▶ [Exercise details]: Single out the lines that include the word "Penzé". Copy them.
— start of The input —
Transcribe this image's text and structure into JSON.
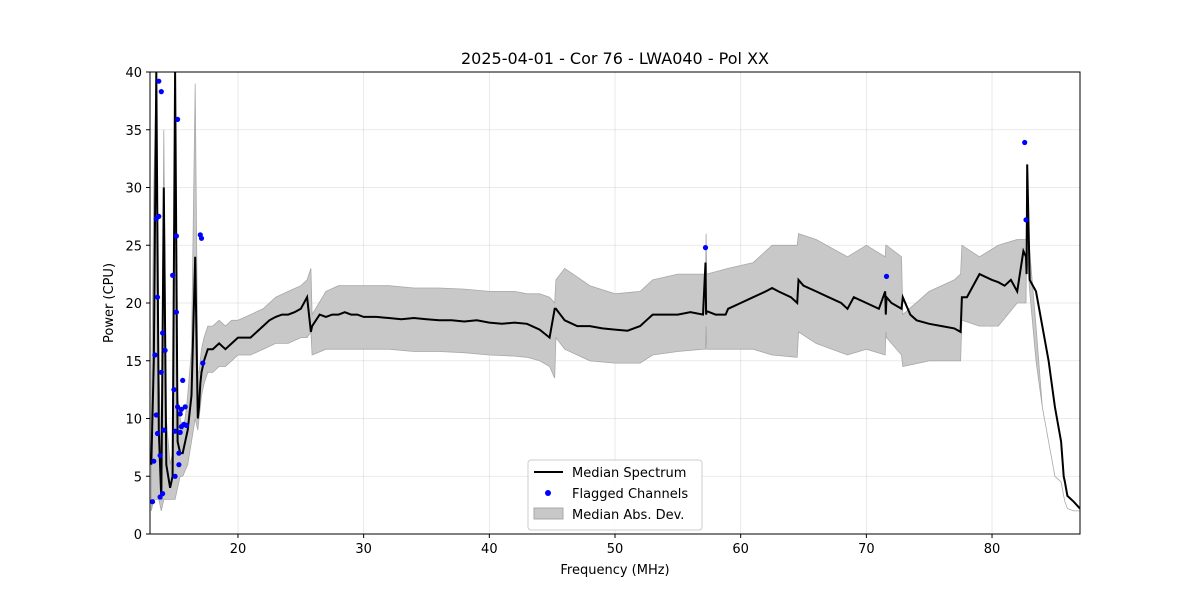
{
  "chart_data": {
    "type": "line",
    "title": "2025-04-01 - Cor 76 - LWA040 - Pol XX",
    "xlabel": "Frequency (MHz)",
    "ylabel": "Power (CPU)",
    "xlim": [
      13,
      87
    ],
    "ylim": [
      0,
      40
    ],
    "xticks": [
      20,
      30,
      40,
      50,
      60,
      70,
      80
    ],
    "yticks": [
      0,
      5,
      10,
      15,
      20,
      25,
      30,
      35,
      40
    ],
    "xtick_labels": [
      "20",
      "30",
      "40",
      "50",
      "60",
      "70",
      "80"
    ],
    "ytick_labels": [
      "0",
      "5",
      "10",
      "15",
      "20",
      "25",
      "30",
      "35",
      "40"
    ],
    "grid": true,
    "legend_position": "lower-center",
    "legend": [
      "Median Spectrum",
      "Flagged Channels",
      "Median Abs. Dev."
    ],
    "series": [
      {
        "name": "Median Spectrum",
        "color": "#000000",
        "x": [
          13.1,
          13.3,
          13.5,
          13.7,
          13.9,
          14.1,
          14.3,
          14.6,
          14.8,
          15.0,
          15.2,
          15.4,
          15.6,
          15.8,
          16.0,
          16.3,
          16.6,
          16.8,
          16.9,
          17.0,
          17.1,
          17.3,
          17.6,
          18.0,
          18.5,
          19.0,
          19.5,
          20.0,
          20.5,
          21.0,
          21.5,
          22.0,
          22.5,
          23.0,
          23.5,
          24.0,
          24.5,
          25.0,
          25.5,
          25.8,
          25.9,
          26.5,
          27.0,
          27.5,
          28.0,
          28.5,
          29.0,
          29.5,
          30.0,
          31.0,
          32.0,
          33.0,
          34.0,
          35.0,
          36.0,
          37.0,
          38.0,
          39.0,
          40.0,
          41.0,
          42.0,
          43.0,
          44.0,
          44.8,
          45.2,
          45.3,
          46.0,
          47.0,
          48.0,
          49.0,
          50.0,
          51.0,
          52.0,
          52.5,
          53.0,
          54.0,
          55.0,
          56.0,
          57.0,
          57.2,
          57.25,
          57.3,
          58.0,
          58.8,
          59.0,
          60.0,
          61.0,
          62.0,
          62.5,
          63.0,
          64.0,
          64.5,
          64.6,
          65.0,
          66.0,
          67.0,
          68.0,
          68.5,
          69.0,
          70.0,
          71.0,
          71.5,
          71.55,
          71.6,
          72.0,
          72.8,
          72.9,
          73.5,
          74.0,
          75.0,
          76.0,
          77.0,
          77.5,
          77.6,
          78.0,
          79.0,
          80.0,
          80.5,
          81.0,
          81.5,
          82.0,
          82.5,
          82.7,
          82.75,
          82.8,
          83.0,
          83.5,
          84.0,
          84.5,
          85.0,
          85.5,
          85.7,
          85.8,
          86.0,
          86.5,
          87.0
        ],
        "y": [
          6,
          15,
          40,
          9,
          3,
          30,
          6,
          4,
          5,
          40,
          8,
          7,
          7,
          8,
          9,
          12,
          24,
          10,
          11,
          13,
          14,
          15,
          16,
          16,
          16.5,
          16,
          16.5,
          17,
          17,
          17,
          17.5,
          18,
          18.5,
          18.8,
          19,
          19,
          19.2,
          19.5,
          20.5,
          17.5,
          18,
          19,
          18.8,
          19,
          19,
          19.2,
          19,
          19,
          18.8,
          18.8,
          18.7,
          18.6,
          18.7,
          18.6,
          18.5,
          18.5,
          18.4,
          18.5,
          18.3,
          18.2,
          18.3,
          18.2,
          17.7,
          17,
          19.5,
          19.5,
          18.5,
          18,
          18,
          17.8,
          17.7,
          17.6,
          18,
          18.5,
          19,
          19,
          19,
          19.2,
          19,
          23.5,
          19,
          19.3,
          19,
          19,
          19.5,
          20,
          20.5,
          21,
          21.3,
          21,
          20.5,
          20,
          22,
          21.5,
          21,
          20.5,
          20,
          19.5,
          20.5,
          20,
          19.5,
          21,
          19,
          20.5,
          20,
          19.5,
          20.5,
          19,
          18.5,
          18.2,
          18,
          17.8,
          17.5,
          20.5,
          20.5,
          22.5,
          22,
          21.8,
          21.5,
          22,
          21,
          24.5,
          24,
          22.5,
          32,
          22,
          21,
          18,
          15,
          11,
          8,
          5,
          4.5,
          3.3,
          2.8,
          2.2
        ]
      },
      {
        "name": "Flagged Channels",
        "color": "#0000ff",
        "x": [
          13.2,
          13.3,
          13.4,
          13.5,
          13.5,
          13.6,
          13.6,
          13.7,
          13.7,
          13.8,
          13.8,
          13.9,
          13.9,
          14.0,
          14.0,
          14.1,
          14.2,
          14.8,
          14.9,
          15.0,
          15.0,
          15.1,
          15.1,
          15.2,
          15.2,
          15.3,
          15.3,
          15.4,
          15.4,
          15.5,
          15.5,
          15.6,
          15.7,
          15.8,
          15.9,
          17.0,
          17.1,
          17.2,
          57.2,
          71.6,
          82.6,
          82.7
        ],
        "y": [
          2.8,
          6.3,
          15.5,
          27.3,
          10.3,
          8.7,
          20.5,
          39.2,
          27.5,
          6.8,
          3.2,
          14,
          38.3,
          17.4,
          3.5,
          9,
          15.9,
          22.4,
          12.5,
          8.9,
          5.0,
          25.8,
          19.2,
          35.9,
          11,
          7,
          6,
          8.8,
          10.4,
          9.3,
          10.8,
          13.3,
          9.5,
          11.0,
          9.4,
          25.9,
          25.6,
          14.8,
          24.8,
          22.3,
          33.9,
          27.2
        ]
      }
    ],
    "band": {
      "name": "Median Abs. Dev.",
      "color": "#808080",
      "x": [
        13.1,
        13.3,
        13.5,
        13.7,
        13.9,
        14.1,
        14.3,
        14.6,
        14.8,
        15.0,
        15.2,
        15.4,
        15.6,
        15.8,
        16.0,
        16.3,
        16.6,
        16.8,
        16.9,
        17.0,
        17.1,
        17.3,
        17.6,
        18.0,
        18.5,
        19.0,
        19.5,
        20.0,
        21.0,
        22.0,
        23.0,
        24.0,
        25.0,
        25.5,
        25.8,
        25.9,
        27.0,
        28.0,
        29.0,
        30.0,
        32.0,
        34.0,
        36.0,
        38.0,
        40.0,
        42.0,
        43.0,
        44.0,
        44.8,
        45.2,
        45.3,
        46.0,
        48.0,
        50.0,
        52.0,
        53.0,
        55.0,
        57.0,
        57.2,
        57.25,
        57.3,
        59.0,
        61.0,
        62.5,
        64.5,
        64.6,
        66.0,
        68.5,
        70.0,
        71.5,
        71.55,
        71.6,
        72.8,
        72.9,
        75.0,
        77.0,
        77.5,
        77.6,
        79.0,
        80.5,
        82.0,
        82.7,
        82.75,
        83.0,
        83.5,
        84.0,
        84.5,
        85.0,
        85.5,
        85.7,
        85.8,
        86.0,
        86.5,
        87.0
      ],
      "lower": [
        2,
        3,
        3,
        3,
        2,
        3,
        3,
        3,
        3,
        3,
        4,
        5,
        5,
        5.5,
        6,
        8,
        10,
        9,
        10,
        11,
        12,
        13,
        14,
        14,
        14.5,
        14.5,
        15,
        15.5,
        15.5,
        16,
        16.5,
        16.5,
        17,
        17,
        17.5,
        15.5,
        16,
        16,
        16,
        16,
        16,
        15.8,
        15.8,
        15.7,
        15.5,
        15.4,
        15.3,
        15,
        14.5,
        13.5,
        17,
        16,
        15,
        14.8,
        14.8,
        15.5,
        15.8,
        16,
        16,
        18,
        16,
        16,
        16,
        15.5,
        15.3,
        17.5,
        16.5,
        15.5,
        16,
        15.5,
        17.5,
        17,
        15.5,
        14.5,
        15,
        15,
        15,
        18.5,
        18,
        18,
        20,
        20,
        25,
        21,
        15,
        11,
        8,
        5,
        4.5,
        3.3,
        2.8,
        2.2,
        2,
        2
      ],
      "upper": [
        10,
        30,
        40,
        15,
        6,
        35,
        10,
        6,
        7,
        40,
        12,
        10,
        9,
        10,
        12,
        16,
        39,
        14,
        14,
        15,
        16,
        17,
        18,
        18,
        18.5,
        18,
        18.5,
        18.5,
        19,
        19.5,
        20.5,
        21,
        21.5,
        22,
        23,
        19,
        21,
        21.5,
        21.5,
        21.5,
        21.5,
        21.3,
        21.3,
        21.2,
        21,
        21,
        20.8,
        20.8,
        20.5,
        20,
        22,
        23,
        21.5,
        20.8,
        21,
        22,
        22.5,
        22.5,
        22.5,
        26,
        22.5,
        23,
        23.5,
        25,
        25,
        26,
        25.5,
        24,
        25,
        24,
        25,
        25,
        24,
        19,
        21,
        22,
        22.5,
        25,
        24,
        25,
        25.5,
        25.5,
        28,
        24.5,
        18,
        11,
        8,
        5,
        4.5,
        3.3,
        2.8,
        2.2,
        2,
        2
      ]
    }
  }
}
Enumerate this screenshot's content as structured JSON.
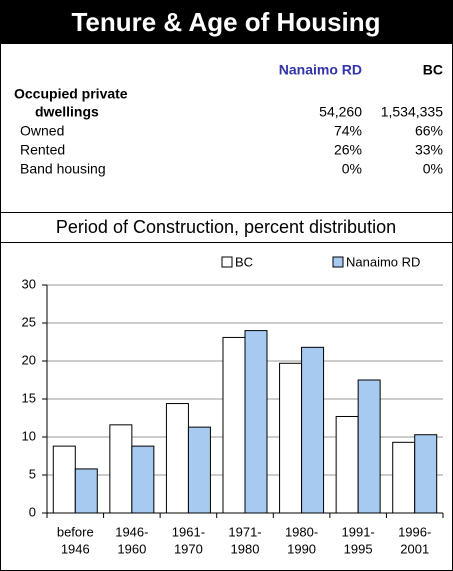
{
  "table": {
    "title": "Tenure & Age of Housing",
    "columns": [
      "Nanaimo RD",
      "BC"
    ],
    "rows": [
      {
        "label": [
          "Occupied private",
          "dwellings"
        ],
        "values": [
          "54,260",
          "1,534,335"
        ]
      },
      {
        "label": [
          "Owned"
        ],
        "values": [
          "74%",
          "66%"
        ]
      },
      {
        "label": [
          "Rented"
        ],
        "values": [
          "26%",
          "33%"
        ]
      },
      {
        "label": [
          "Band housing"
        ],
        "values": [
          "0%",
          "0%"
        ]
      }
    ]
  },
  "chart_data": {
    "type": "bar",
    "title": "Period of Construction, percent distribution",
    "categories": [
      [
        "before",
        "1946"
      ],
      [
        "1946-",
        "1960"
      ],
      [
        "1961-",
        "1970"
      ],
      [
        "1971-",
        "1980"
      ],
      [
        "1980-",
        "1990"
      ],
      [
        "1991-",
        "1995"
      ],
      [
        "1996-",
        "2001"
      ]
    ],
    "series": [
      {
        "name": "BC",
        "color": "#ffffff",
        "values": [
          8.8,
          11.6,
          14.4,
          23.1,
          19.7,
          12.7,
          9.3
        ]
      },
      {
        "name": "Nanaimo RD",
        "color": "#a6caf0",
        "values": [
          5.8,
          8.8,
          11.3,
          24.0,
          21.8,
          17.5,
          10.3
        ]
      }
    ],
    "ylim": [
      0,
      30
    ],
    "yticks": [
      0,
      5,
      10,
      15,
      20,
      25,
      30
    ],
    "grid": true
  }
}
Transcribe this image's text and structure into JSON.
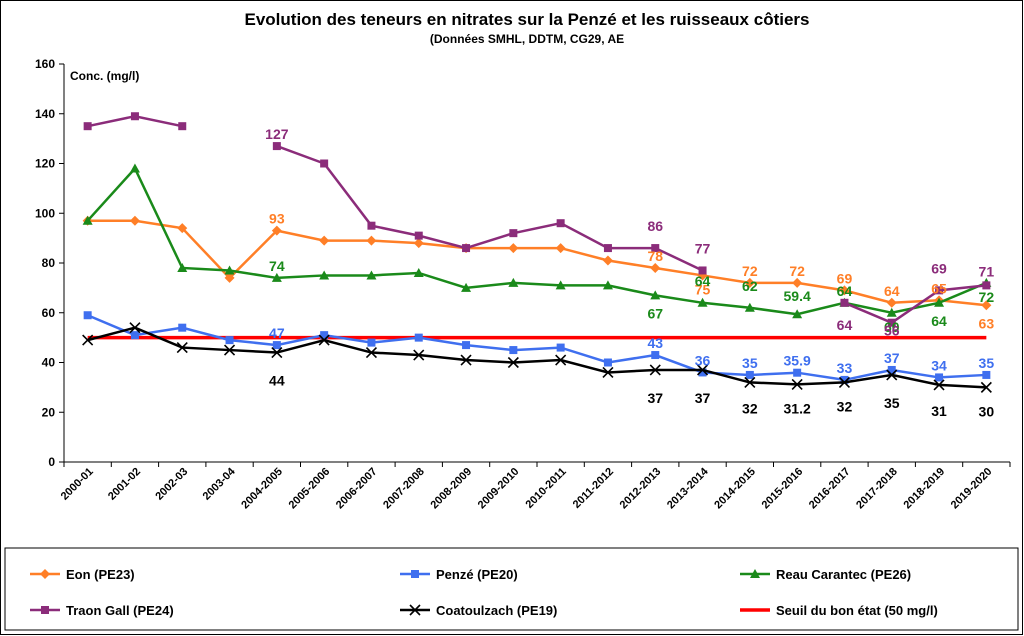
{
  "chart_data": {
    "type": "line",
    "title": "Evolution des teneurs en nitrates sur la Penzé et les ruisseaux côtiers",
    "subtitle": "(Données SMHL, DDTM, CG29, AE",
    "ylabel": "Conc. (mg/l)",
    "ylim": [
      0,
      160
    ],
    "yticks": [
      0,
      20,
      40,
      60,
      80,
      100,
      120,
      140,
      160
    ],
    "grid": false,
    "legend_position": "bottom",
    "categories": [
      "2000-01",
      "2001-02",
      "2002-03",
      "2003-04",
      "2004-2005",
      "2005-2006",
      "2006-2007",
      "2007-2008",
      "2008-2009",
      "2009-2010",
      "2010-2011",
      "2011-2012",
      "2012-2013",
      "2013-2014",
      "2014-2015",
      "2015-2016",
      "2016-2017",
      "2017-2018",
      "2018-2019",
      "2019-2020"
    ],
    "series": [
      {
        "name": "Eon (PE23)",
        "color": "#ff7f27",
        "marker": "diamond",
        "values": [
          97,
          97,
          94,
          74,
          93,
          89,
          89,
          88,
          86,
          86,
          86,
          81,
          78,
          75,
          72,
          72,
          69,
          64,
          65,
          63
        ],
        "labels": [
          {
            "i": 4,
            "text": "93"
          },
          {
            "i": 12,
            "text": "78"
          },
          {
            "i": 13,
            "text": "75"
          },
          {
            "i": 14,
            "text": "72"
          },
          {
            "i": 15,
            "text": "72"
          },
          {
            "i": 16,
            "text": "69"
          },
          {
            "i": 17,
            "text": "64"
          },
          {
            "i": 18,
            "text": "65"
          },
          {
            "i": 19,
            "text": "63"
          }
        ]
      },
      {
        "name": "Penzé (PE20)",
        "color": "#3f6fef",
        "marker": "square",
        "values": [
          59,
          51,
          54,
          49,
          47,
          51,
          48,
          50,
          47,
          45,
          46,
          40,
          43,
          36,
          35,
          35.9,
          33,
          37,
          34,
          35
        ],
        "labels": [
          {
            "i": 4,
            "text": "47"
          },
          {
            "i": 12,
            "text": "43"
          },
          {
            "i": 13,
            "text": "36"
          },
          {
            "i": 14,
            "text": "35"
          },
          {
            "i": 15,
            "text": "35.9"
          },
          {
            "i": 16,
            "text": "33"
          },
          {
            "i": 17,
            "text": "37"
          },
          {
            "i": 18,
            "text": "34"
          },
          {
            "i": 19,
            "text": "35"
          }
        ]
      },
      {
        "name": "Reau Carantec (PE26)",
        "color": "#1a8a1a",
        "marker": "triangle",
        "values": [
          97,
          118,
          78,
          77,
          74,
          75,
          75,
          76,
          70,
          72,
          71,
          71,
          67,
          64,
          62,
          59.4,
          64,
          60,
          64,
          72
        ],
        "labels": [
          {
            "i": 4,
            "text": "74"
          },
          {
            "i": 12,
            "text": "67"
          },
          {
            "i": 13,
            "text": "64"
          },
          {
            "i": 14,
            "text": "62"
          },
          {
            "i": 15,
            "text": "59.4"
          },
          {
            "i": 16,
            "text": "64"
          },
          {
            "i": 17,
            "text": "60"
          },
          {
            "i": 18,
            "text": "64"
          },
          {
            "i": 19,
            "text": "72"
          }
        ]
      },
      {
        "name": "Traon Gall (PE24)",
        "color": "#8b2c7a",
        "marker": "square",
        "values": [
          135,
          139,
          135,
          null,
          127,
          120,
          95,
          91,
          86,
          92,
          96,
          86,
          86,
          77,
          null,
          null,
          64,
          56,
          69,
          71
        ],
        "labels": [
          {
            "i": 4,
            "text": "127"
          },
          {
            "i": 12,
            "text": "86"
          },
          {
            "i": 13,
            "text": "77"
          },
          {
            "i": 16,
            "text": "64"
          },
          {
            "i": 17,
            "text": "56"
          },
          {
            "i": 18,
            "text": "69"
          },
          {
            "i": 19,
            "text": "71"
          }
        ]
      },
      {
        "name": "Coatoulzach (PE19)",
        "color": "#000000",
        "marker": "x",
        "values": [
          49,
          54,
          46,
          45,
          44,
          49,
          44,
          43,
          41,
          40,
          41,
          36,
          37,
          37,
          32,
          31.2,
          32,
          35,
          31,
          30
        ],
        "labels": [
          {
            "i": 4,
            "text": "44"
          },
          {
            "i": 12,
            "text": "37"
          },
          {
            "i": 13,
            "text": "37"
          },
          {
            "i": 14,
            "text": "32"
          },
          {
            "i": 15,
            "text": "31.2"
          },
          {
            "i": 16,
            "text": "32"
          },
          {
            "i": 17,
            "text": "35"
          },
          {
            "i": 18,
            "text": "31"
          },
          {
            "i": 19,
            "text": "30"
          }
        ]
      },
      {
        "name": "Seuil du bon état (50 mg/l)",
        "color": "#ff0000",
        "marker": "none",
        "values": [
          50,
          50,
          50,
          50,
          50,
          50,
          50,
          50,
          50,
          50,
          50,
          50,
          50,
          50,
          50,
          50,
          50,
          50,
          50,
          50
        ],
        "labels": []
      }
    ]
  }
}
— end of The input —
▶ [Solved problem]:
    "title": "Evolution des teneurs en nitrates sur la Penzé et les ruisseaux côtiers",
        "name": "Penzé (PE20)",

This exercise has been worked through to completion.